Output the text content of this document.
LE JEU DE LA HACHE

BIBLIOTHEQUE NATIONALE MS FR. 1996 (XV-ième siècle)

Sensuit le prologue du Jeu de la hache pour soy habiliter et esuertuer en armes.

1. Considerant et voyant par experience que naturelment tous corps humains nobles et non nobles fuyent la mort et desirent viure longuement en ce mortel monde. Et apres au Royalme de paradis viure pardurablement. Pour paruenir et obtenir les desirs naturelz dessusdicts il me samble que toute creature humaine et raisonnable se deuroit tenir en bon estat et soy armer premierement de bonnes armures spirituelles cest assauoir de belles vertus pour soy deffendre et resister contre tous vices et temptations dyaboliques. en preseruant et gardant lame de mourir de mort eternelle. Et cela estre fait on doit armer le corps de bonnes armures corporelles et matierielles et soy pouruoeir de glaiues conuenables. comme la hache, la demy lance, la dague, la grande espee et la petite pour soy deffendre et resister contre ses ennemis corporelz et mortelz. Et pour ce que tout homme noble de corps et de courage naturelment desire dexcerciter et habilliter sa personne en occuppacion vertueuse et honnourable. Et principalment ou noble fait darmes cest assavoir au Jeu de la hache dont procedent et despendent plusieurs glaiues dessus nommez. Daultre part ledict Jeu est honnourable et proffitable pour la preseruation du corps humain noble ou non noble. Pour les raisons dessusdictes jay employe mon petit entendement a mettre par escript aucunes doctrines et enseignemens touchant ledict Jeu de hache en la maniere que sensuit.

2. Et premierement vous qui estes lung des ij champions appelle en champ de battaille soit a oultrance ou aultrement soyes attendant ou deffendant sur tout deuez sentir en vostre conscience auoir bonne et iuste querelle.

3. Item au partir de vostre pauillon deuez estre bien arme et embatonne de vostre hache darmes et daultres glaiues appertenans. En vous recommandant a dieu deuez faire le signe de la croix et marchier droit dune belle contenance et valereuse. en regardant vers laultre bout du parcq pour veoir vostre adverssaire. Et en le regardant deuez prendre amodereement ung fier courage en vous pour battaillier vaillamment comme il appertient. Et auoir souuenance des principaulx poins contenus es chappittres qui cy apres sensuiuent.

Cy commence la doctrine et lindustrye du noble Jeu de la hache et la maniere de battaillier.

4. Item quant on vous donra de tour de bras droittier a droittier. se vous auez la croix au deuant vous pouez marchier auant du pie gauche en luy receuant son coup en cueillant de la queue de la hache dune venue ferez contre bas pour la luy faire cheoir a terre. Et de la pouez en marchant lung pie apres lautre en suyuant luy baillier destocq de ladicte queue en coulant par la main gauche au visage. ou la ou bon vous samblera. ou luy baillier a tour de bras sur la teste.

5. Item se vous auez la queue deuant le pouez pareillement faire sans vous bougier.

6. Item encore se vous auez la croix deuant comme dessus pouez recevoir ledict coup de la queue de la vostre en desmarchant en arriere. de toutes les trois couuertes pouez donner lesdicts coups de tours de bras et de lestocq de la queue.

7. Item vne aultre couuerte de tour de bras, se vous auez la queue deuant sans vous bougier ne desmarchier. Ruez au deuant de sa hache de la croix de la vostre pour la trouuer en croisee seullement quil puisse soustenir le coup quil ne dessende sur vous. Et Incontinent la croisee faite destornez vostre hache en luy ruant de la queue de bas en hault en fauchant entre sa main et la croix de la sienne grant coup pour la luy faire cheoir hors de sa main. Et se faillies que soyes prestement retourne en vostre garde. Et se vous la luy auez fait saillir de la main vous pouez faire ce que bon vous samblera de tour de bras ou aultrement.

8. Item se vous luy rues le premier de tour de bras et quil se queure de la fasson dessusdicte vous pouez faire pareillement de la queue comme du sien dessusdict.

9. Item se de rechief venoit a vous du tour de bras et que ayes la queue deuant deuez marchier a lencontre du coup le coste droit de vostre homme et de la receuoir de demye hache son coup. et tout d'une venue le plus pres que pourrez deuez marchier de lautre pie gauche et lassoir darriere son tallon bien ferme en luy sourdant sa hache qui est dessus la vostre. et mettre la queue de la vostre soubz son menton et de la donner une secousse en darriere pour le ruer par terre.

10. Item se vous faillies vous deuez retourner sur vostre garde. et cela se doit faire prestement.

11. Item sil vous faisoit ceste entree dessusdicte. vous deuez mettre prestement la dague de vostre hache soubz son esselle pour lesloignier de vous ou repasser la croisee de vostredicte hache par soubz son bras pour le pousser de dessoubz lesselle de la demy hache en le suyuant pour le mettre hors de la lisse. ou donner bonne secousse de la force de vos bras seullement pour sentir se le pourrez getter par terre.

########

Problem description: Report the number of lines that contain "pareillement", with no other words.

Task result: 2